Saved entries:
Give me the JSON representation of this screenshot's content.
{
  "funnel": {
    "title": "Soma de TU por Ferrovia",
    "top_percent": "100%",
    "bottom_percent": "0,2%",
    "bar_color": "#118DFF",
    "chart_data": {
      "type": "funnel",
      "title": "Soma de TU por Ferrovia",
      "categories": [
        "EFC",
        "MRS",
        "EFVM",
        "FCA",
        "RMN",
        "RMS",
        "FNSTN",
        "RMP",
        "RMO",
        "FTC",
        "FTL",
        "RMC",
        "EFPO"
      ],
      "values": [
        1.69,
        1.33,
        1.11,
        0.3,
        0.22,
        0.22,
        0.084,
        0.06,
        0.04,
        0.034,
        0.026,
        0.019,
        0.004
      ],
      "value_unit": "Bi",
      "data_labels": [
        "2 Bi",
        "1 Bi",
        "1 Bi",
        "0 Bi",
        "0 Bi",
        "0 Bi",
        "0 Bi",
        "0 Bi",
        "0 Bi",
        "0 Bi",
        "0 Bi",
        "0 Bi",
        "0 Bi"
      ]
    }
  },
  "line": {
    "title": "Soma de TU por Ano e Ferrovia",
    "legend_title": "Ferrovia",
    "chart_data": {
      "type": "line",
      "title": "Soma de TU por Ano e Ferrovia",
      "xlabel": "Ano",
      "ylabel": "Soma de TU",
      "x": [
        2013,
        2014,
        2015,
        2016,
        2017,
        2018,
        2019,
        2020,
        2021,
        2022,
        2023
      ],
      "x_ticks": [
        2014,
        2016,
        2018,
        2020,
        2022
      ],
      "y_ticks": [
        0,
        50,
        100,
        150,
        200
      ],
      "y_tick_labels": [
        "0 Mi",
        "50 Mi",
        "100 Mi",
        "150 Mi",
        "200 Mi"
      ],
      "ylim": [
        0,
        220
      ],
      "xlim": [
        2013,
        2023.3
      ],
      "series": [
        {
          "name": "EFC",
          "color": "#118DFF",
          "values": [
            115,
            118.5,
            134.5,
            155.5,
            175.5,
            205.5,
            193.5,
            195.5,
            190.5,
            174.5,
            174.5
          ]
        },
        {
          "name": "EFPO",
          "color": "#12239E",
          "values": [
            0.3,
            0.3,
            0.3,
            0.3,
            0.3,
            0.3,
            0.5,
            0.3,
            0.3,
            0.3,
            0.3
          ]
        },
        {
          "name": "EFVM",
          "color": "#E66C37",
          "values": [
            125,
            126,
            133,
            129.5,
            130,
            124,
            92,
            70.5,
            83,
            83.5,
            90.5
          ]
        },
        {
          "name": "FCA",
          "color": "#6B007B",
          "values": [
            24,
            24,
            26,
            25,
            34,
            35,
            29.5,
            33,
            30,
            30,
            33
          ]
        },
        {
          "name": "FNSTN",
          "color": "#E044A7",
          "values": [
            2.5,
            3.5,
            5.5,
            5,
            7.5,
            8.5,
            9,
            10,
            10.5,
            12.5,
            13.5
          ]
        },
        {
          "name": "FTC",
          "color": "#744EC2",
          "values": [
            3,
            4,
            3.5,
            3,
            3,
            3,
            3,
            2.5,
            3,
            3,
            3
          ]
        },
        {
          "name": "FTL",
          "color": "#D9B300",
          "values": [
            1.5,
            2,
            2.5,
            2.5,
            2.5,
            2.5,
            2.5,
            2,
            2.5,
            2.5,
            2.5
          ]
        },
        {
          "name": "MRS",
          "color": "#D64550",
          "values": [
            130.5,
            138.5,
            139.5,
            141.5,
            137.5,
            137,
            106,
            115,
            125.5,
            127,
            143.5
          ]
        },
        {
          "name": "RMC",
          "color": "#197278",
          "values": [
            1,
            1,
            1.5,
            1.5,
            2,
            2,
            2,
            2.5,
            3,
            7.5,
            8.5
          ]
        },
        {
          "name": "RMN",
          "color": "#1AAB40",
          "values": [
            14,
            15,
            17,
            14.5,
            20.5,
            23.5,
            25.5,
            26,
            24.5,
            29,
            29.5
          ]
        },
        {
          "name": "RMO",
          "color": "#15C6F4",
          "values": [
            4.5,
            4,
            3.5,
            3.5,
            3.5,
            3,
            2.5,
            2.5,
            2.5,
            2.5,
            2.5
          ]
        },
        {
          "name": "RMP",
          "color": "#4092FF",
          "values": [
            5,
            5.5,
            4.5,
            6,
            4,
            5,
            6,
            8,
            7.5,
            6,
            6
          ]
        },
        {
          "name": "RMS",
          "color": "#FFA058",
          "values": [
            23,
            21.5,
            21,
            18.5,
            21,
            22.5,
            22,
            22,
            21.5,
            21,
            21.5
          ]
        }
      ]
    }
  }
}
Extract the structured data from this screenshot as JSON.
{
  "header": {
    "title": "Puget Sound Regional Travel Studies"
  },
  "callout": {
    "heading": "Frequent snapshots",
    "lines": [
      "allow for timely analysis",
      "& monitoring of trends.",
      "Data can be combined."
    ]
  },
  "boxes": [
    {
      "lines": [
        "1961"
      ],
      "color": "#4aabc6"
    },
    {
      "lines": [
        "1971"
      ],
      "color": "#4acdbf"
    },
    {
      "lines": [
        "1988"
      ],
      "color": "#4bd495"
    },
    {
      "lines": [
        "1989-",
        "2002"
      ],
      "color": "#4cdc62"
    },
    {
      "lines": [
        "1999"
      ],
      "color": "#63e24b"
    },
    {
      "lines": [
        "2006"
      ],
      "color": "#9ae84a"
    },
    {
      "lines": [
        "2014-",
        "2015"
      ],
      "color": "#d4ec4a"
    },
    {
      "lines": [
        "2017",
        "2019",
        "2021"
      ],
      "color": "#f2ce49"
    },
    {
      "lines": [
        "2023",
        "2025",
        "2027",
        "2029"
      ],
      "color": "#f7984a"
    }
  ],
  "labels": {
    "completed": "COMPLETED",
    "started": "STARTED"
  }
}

(WHAT YOU HAVE TO DO) Scan the records for the string "Ferrovia". Copy each line in which it appears.

(RESPONSE FOR THIS EXERCISE)
    "title": "Soma de TU por Ferrovia",
      "title": "Soma de TU por Ferrovia",
    "title": "Soma de TU por Ano e Ferrovia",
    "legend_title": "Ferrovia",
      "title": "Soma de TU por Ano e Ferrovia",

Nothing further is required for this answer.